Records from a collection of figures
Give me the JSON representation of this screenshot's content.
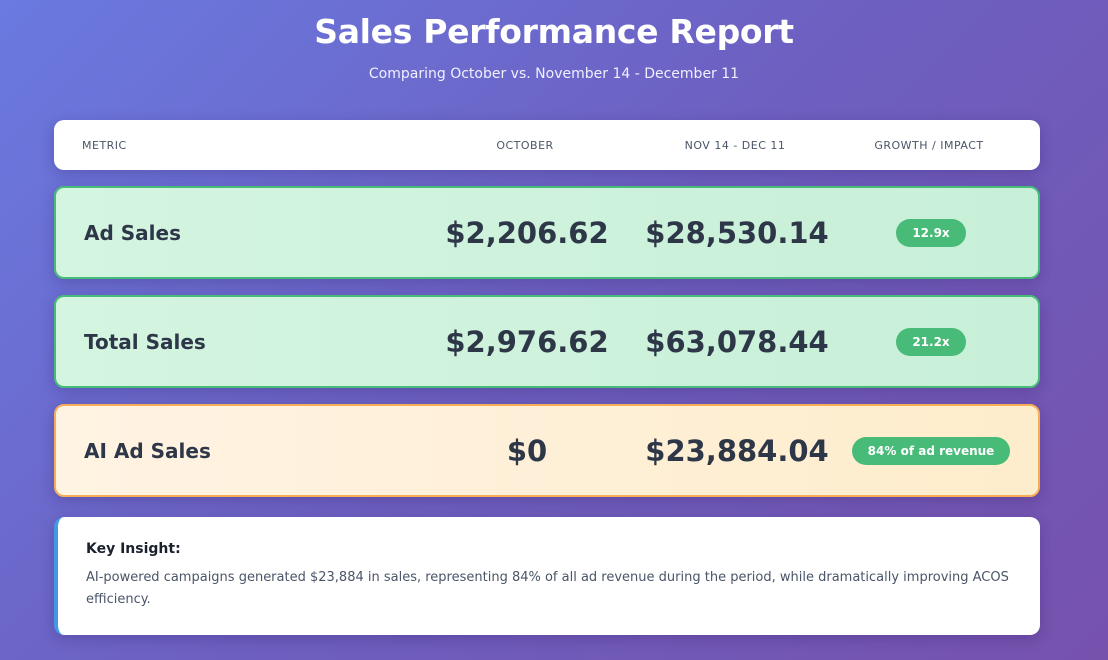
{
  "title": "Sales Performance Report",
  "subtitle": "Comparing October vs. November 14 - December 11",
  "headers": [
    "METRIC",
    "OCTOBER",
    "NOV 14 - DEC 11",
    "GROWTH / IMPACT"
  ],
  "rows": [
    {
      "metric": "Ad Sales",
      "october": "$2,206.62",
      "period": "$28,530.14",
      "growth": "12.9x"
    },
    {
      "metric": "Total Sales",
      "october": "$2,976.62",
      "period": "$63,078.44",
      "growth": "21.2x"
    },
    {
      "metric": "AI Ad Sales",
      "october": "$0",
      "period": "$23,884.04",
      "growth": "84% of ad revenue"
    }
  ],
  "insight": {
    "title": "Key Insight:",
    "text": "AI-powered campaigns generated $23,884 in sales, representing 84% of all ad revenue during the period, while dramatically improving ACOS efficiency."
  },
  "colors": {
    "green": "#48bb78",
    "orange": "#f6ad55",
    "blue": "#4299e1"
  }
}
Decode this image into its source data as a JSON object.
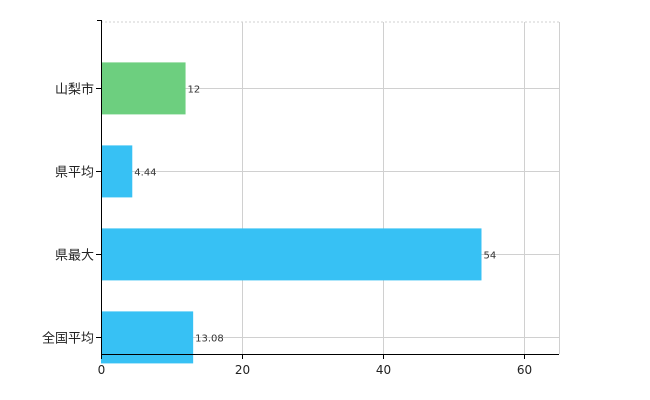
{
  "chart_data": {
    "type": "bar",
    "orientation": "horizontal",
    "categories": [
      "山梨市",
      "県平均",
      "県最大",
      "全国平均"
    ],
    "values": [
      12,
      4.44,
      54,
      13.08
    ],
    "value_labels": [
      "12",
      "4.44",
      "54",
      "13.08"
    ],
    "bar_colors": [
      "#6dcf7f",
      "#37c1f4",
      "#37c1f4",
      "#37c1f4"
    ],
    "xlim": [
      0,
      65
    ],
    "xticks": [
      0,
      20,
      40,
      60
    ],
    "grid": true,
    "title": "",
    "xlabel": "",
    "ylabel": ""
  },
  "colors": {
    "highlight": "#6dcf7f",
    "default": "#37c1f4",
    "grid": "#d0d0d0",
    "axis": "#000000"
  }
}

▶ [What the task asks]:
Check each line of the records above for the string "period", and report every line that has it.

▶ [Complete response]:
      "period": "$28,530.14",
      "period": "$63,078.44",
      "period": "$23,884.04",
    "text": "AI-powered campaigns generated $23,884 in sales, representing 84% of all ad revenue during the period, while dramatically improving ACOS efficiency."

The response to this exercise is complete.